Data for analysis =>
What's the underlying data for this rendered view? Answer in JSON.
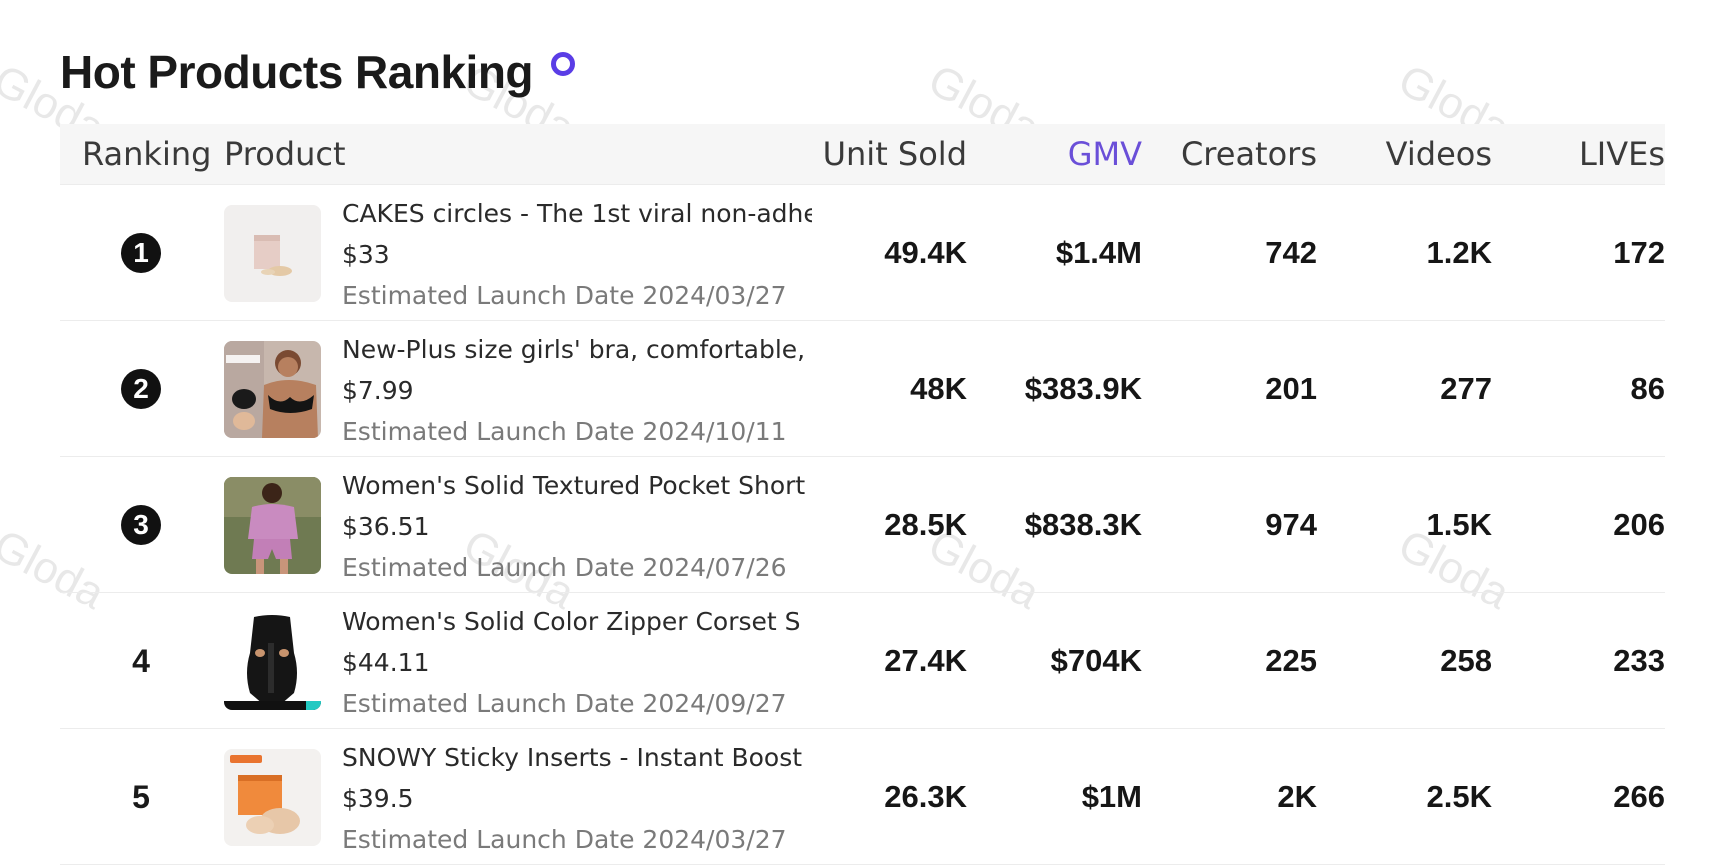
{
  "header": {
    "title": "Hot Products Ranking"
  },
  "table": {
    "columns": {
      "ranking": "Ranking",
      "product": "Product",
      "unit_sold": "Unit Sold",
      "gmv": "GMV",
      "creators": "Creators",
      "videos": "Videos",
      "lives": "LIVEs"
    },
    "rows": [
      {
        "rank": "1",
        "name": "CAKES circles - The 1st viral non-adhe",
        "price": "$33",
        "launch": "Estimated Launch Date 2024/03/27",
        "unit_sold": "49.4K",
        "gmv": "$1.4M",
        "creators": "742",
        "videos": "1.2K",
        "lives": "172"
      },
      {
        "rank": "2",
        "name": "New-Plus size girls' bra, comfortable,",
        "price": "$7.99",
        "launch": "Estimated Launch Date 2024/10/11",
        "unit_sold": "48K",
        "gmv": "$383.9K",
        "creators": "201",
        "videos": "277",
        "lives": "86"
      },
      {
        "rank": "3",
        "name": "Women's Solid Textured Pocket Short",
        "price": "$36.51",
        "launch": "Estimated Launch Date 2024/07/26",
        "unit_sold": "28.5K",
        "gmv": "$838.3K",
        "creators": "974",
        "videos": "1.5K",
        "lives": "206"
      },
      {
        "rank": "4",
        "name": "Women's Solid Color Zipper Corset S",
        "price": "$44.11",
        "launch": "Estimated Launch Date 2024/09/27",
        "unit_sold": "27.4K",
        "gmv": "$704K",
        "creators": "225",
        "videos": "258",
        "lives": "233"
      },
      {
        "rank": "5",
        "name": "SNOWY Sticky Inserts - Instant Boost",
        "price": "$39.5",
        "launch": "Estimated Launch Date 2024/03/27",
        "unit_sold": "26.3K",
        "gmv": "$1M",
        "creators": "2K",
        "videos": "2.5K",
        "lives": "266"
      }
    ]
  },
  "watermark": "Gloda",
  "colors": {
    "accent": "#6a4fd8",
    "info_ring": "#5a3de6",
    "header_bg": "#f6f6f6"
  }
}
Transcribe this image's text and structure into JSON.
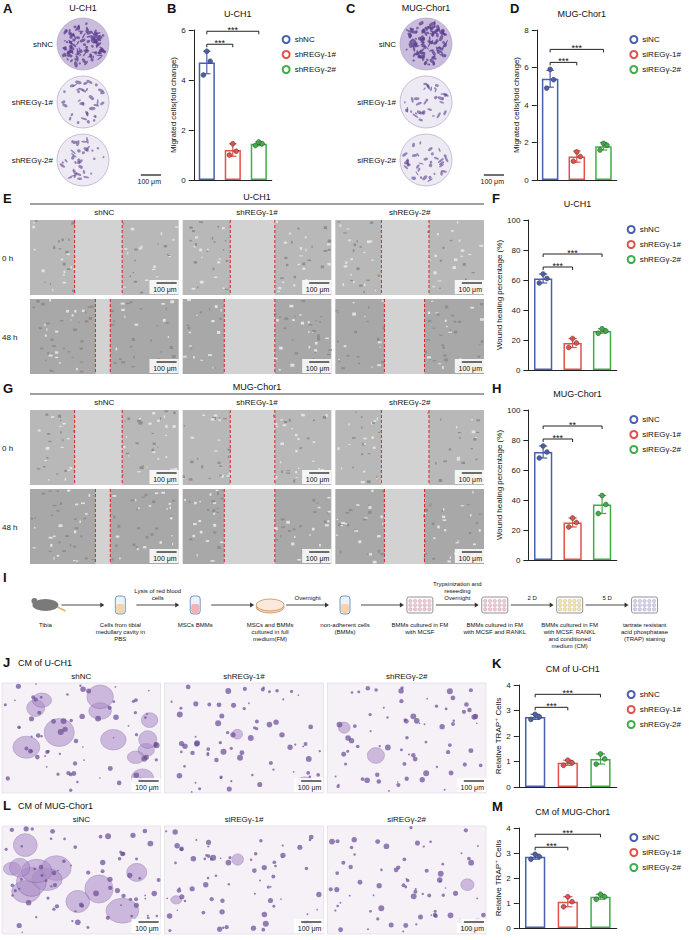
{
  "chart_data": [
    {
      "panel": "B",
      "type": "bar",
      "title": "U-CH1",
      "y_label": "Migrated cells(fold change)",
      "categories": [
        "shNC",
        "shREGγ-1#",
        "shREGγ-2#"
      ],
      "values": [
        4.7,
        1.2,
        1.45
      ],
      "errors": [
        0.45,
        0.25,
        0.08
      ],
      "points": [
        [
          4.2,
          5.15,
          4.75
        ],
        [
          1.0,
          1.45,
          1.15
        ],
        [
          1.38,
          1.52,
          1.45
        ]
      ],
      "colors": [
        "#4b5fb0",
        "#e0524a",
        "#3fae49"
      ],
      "ylim": [
        0,
        6
      ],
      "yticks": [
        0,
        2,
        4,
        6
      ],
      "grid": false,
      "legend": "right",
      "tick_labels": "y",
      "comparisons": [
        {
          "from": "shNC",
          "to": "shREGγ-1#",
          "label": "***"
        },
        {
          "from": "shNC",
          "to": "shREGγ-2#",
          "label": "***"
        }
      ]
    },
    {
      "panel": "D",
      "type": "bar",
      "title": "MUG-Chor1",
      "y_label": "Migrated cells(fold change)",
      "categories": [
        "siNC",
        "siREGγ-1#",
        "siREGγ-2#"
      ],
      "values": [
        5.4,
        1.25,
        1.8
      ],
      "errors": [
        0.45,
        0.3,
        0.2
      ],
      "points": [
        [
          4.9,
          5.9,
          5.35
        ],
        [
          1.0,
          1.5,
          1.25
        ],
        [
          1.6,
          1.95,
          1.85
        ]
      ],
      "colors": [
        "#4b5fb0",
        "#e0524a",
        "#3fae49"
      ],
      "ylim": [
        0,
        8
      ],
      "yticks": [
        0,
        2,
        4,
        6,
        8
      ],
      "grid": false,
      "legend": "right",
      "tick_labels": "y",
      "comparisons": [
        {
          "from": "siNC",
          "to": "siREGγ-1#",
          "label": "***"
        },
        {
          "from": "siNC",
          "to": "siREGγ-2#",
          "label": "***"
        }
      ]
    },
    {
      "panel": "F",
      "type": "bar",
      "title": "U-CH1",
      "y_label": "Wound healing percentage (%)",
      "categories": [
        "shNC",
        "shREGγ-1#",
        "shREGγ-2#"
      ],
      "values": [
        61,
        18,
        26
      ],
      "errors": [
        3,
        3,
        1.5
      ],
      "points": [
        [
          58,
          64,
          61
        ],
        [
          15,
          21,
          18
        ],
        [
          24.5,
          27.5,
          26
        ]
      ],
      "colors": [
        "#4b5fb0",
        "#e0524a",
        "#3fae49"
      ],
      "ylim": [
        0,
        100
      ],
      "yticks": [
        0,
        20,
        40,
        60,
        80,
        100
      ],
      "grid": false,
      "legend": "right",
      "tick_labels": "y",
      "comparisons": [
        {
          "from": "shNC",
          "to": "shREGγ-1#",
          "label": "***"
        },
        {
          "from": "shNC",
          "to": "shREGγ-2#",
          "label": "***"
        }
      ]
    },
    {
      "panel": "H",
      "type": "bar",
      "title": "MUG-Chor1",
      "y_label": "Wound healing percentage (%)",
      "categories": [
        "siNC",
        "siREGγ-1#",
        "siREGγ-2#"
      ],
      "values": [
        72,
        25,
        37
      ],
      "errors": [
        4,
        3,
        6
      ],
      "points": [
        [
          68,
          76,
          72
        ],
        [
          22,
          28,
          25
        ],
        [
          31,
          43,
          37
        ]
      ],
      "colors": [
        "#4b5fb0",
        "#e0524a",
        "#3fae49"
      ],
      "ylim": [
        0,
        100
      ],
      "yticks": [
        0,
        20,
        40,
        60,
        80,
        100
      ],
      "grid": false,
      "legend": "right",
      "tick_labels": "y",
      "comparisons": [
        {
          "from": "siNC",
          "to": "siREGγ-1#",
          "label": "***"
        },
        {
          "from": "siNC",
          "to": "siREGγ-2#",
          "label": "**"
        }
      ]
    },
    {
      "panel": "K",
      "type": "bar",
      "title": "CM of U-CH1",
      "y_label": "Relative TRAP⁺ Cells",
      "categories": [
        "shNC",
        "shREGγ-1#",
        "shREGγ-2#"
      ],
      "values": [
        2.75,
        0.95,
        1.1
      ],
      "errors": [
        0.1,
        0.1,
        0.2
      ],
      "points": [
        [
          2.65,
          2.85,
          2.75
        ],
        [
          0.85,
          1.05,
          0.95
        ],
        [
          0.9,
          1.3,
          1.1
        ]
      ],
      "colors": [
        "#4b5fb0",
        "#e0524a",
        "#3fae49"
      ],
      "ylim": [
        0,
        4
      ],
      "yticks": [
        0,
        1,
        2,
        3,
        4
      ],
      "grid": false,
      "legend": "right",
      "tick_labels": "y",
      "comparisons": [
        {
          "from": "shNC",
          "to": "shREGγ-1#",
          "label": "***"
        },
        {
          "from": "shNC",
          "to": "shREGγ-2#",
          "label": "***"
        }
      ]
    },
    {
      "panel": "M",
      "type": "bar",
      "title": "CM of MUG-Chor1",
      "y_label": "Relative TRAP⁺ Cells",
      "categories": [
        "siNC",
        "siREGγ-1#",
        "siREGγ-2#"
      ],
      "values": [
        2.85,
        1.05,
        1.25
      ],
      "errors": [
        0.1,
        0.2,
        0.1
      ],
      "points": [
        [
          2.75,
          2.95,
          2.85
        ],
        [
          0.85,
          1.25,
          1.05
        ],
        [
          1.15,
          1.35,
          1.25
        ]
      ],
      "colors": [
        "#4b5fb0",
        "#e0524a",
        "#3fae49"
      ],
      "ylim": [
        0,
        4
      ],
      "yticks": [
        0,
        1,
        2,
        3,
        4
      ],
      "grid": false,
      "legend": "right",
      "tick_labels": "y",
      "comparisons": [
        {
          "from": "siNC",
          "to": "siREGγ-1#",
          "label": "***"
        },
        {
          "from": "siNC",
          "to": "siREGγ-2#",
          "label": "***"
        }
      ]
    }
  ],
  "image_panels": [
    {
      "panel": "A",
      "kind": "transwell",
      "title": "U-CH1",
      "rows": [
        "shNC",
        "shREGγ-1#",
        "shREGγ-2#"
      ],
      "scale_bar": "100 μm"
    },
    {
      "panel": "C",
      "kind": "transwell",
      "title": "MUG-Chor1",
      "rows": [
        "siNC",
        "siREGγ-1#",
        "siREGγ-2#"
      ],
      "scale_bar": "100 μm"
    },
    {
      "panel": "E",
      "kind": "wound",
      "title": "U-CH1",
      "columns": [
        "shNC",
        "shREGγ-1#",
        "shREGγ-2#"
      ],
      "rows": [
        "0 h",
        "48 h"
      ],
      "scale_bar": "100 μm"
    },
    {
      "panel": "G",
      "kind": "wound",
      "title": "MUG-Chor1",
      "columns": [
        "shNC",
        "shREGγ-1#",
        "shREGγ-2#"
      ],
      "rows": [
        "0 h",
        "48 h"
      ],
      "scale_bar": "100 μm"
    },
    {
      "panel": "J",
      "kind": "trap",
      "title": "CM of U-CH1",
      "columns": [
        "shNC",
        "shREGγ-1#",
        "shREGγ-2#"
      ],
      "scale_bar": "100 μm"
    },
    {
      "panel": "L",
      "kind": "trap",
      "title": "CM of MUG-Chor1",
      "columns": [
        "siNC",
        "siREGγ-1#",
        "siREGγ-2#"
      ],
      "scale_bar": "100 μm"
    }
  ],
  "schematic": {
    "panel": "I",
    "steps": [
      {
        "label": "Tibia"
      },
      {
        "label": "Cells from tibial medullary cavity in PBS"
      },
      {
        "label": "MSCs BMMs",
        "arrow_labels": [
          "Lysis of red blood cells"
        ]
      },
      {
        "label": "MSCs and BMMs cultured in full medium(FM)"
      },
      {
        "label": "non-adherent cells (BMMs)",
        "arrow_labels": [
          "Overnight"
        ]
      },
      {
        "label": "BMMs cultured in FM with MCSF"
      },
      {
        "label": "BMMs cultured in FM with MCSF and RANKL",
        "arrow_labels": [
          "Trypsinization and reseeding",
          "Overnight"
        ]
      },
      {
        "label": "BMMs cultured in FM with MCSF, RANKL and conditioned medium (CM)",
        "arrow_labels": [
          "2 D"
        ]
      },
      {
        "label": "tartrate resistant acid phosphatase (TRAP) staning",
        "arrow_labels": [
          "5 D"
        ]
      }
    ]
  }
}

Exercise prompt => Show the lines of the material that contain the word "JSON".

Response area =>
What's the underlying data for this rendered view? Answer in JSON.
Transcribe this image's text and structure into JSON.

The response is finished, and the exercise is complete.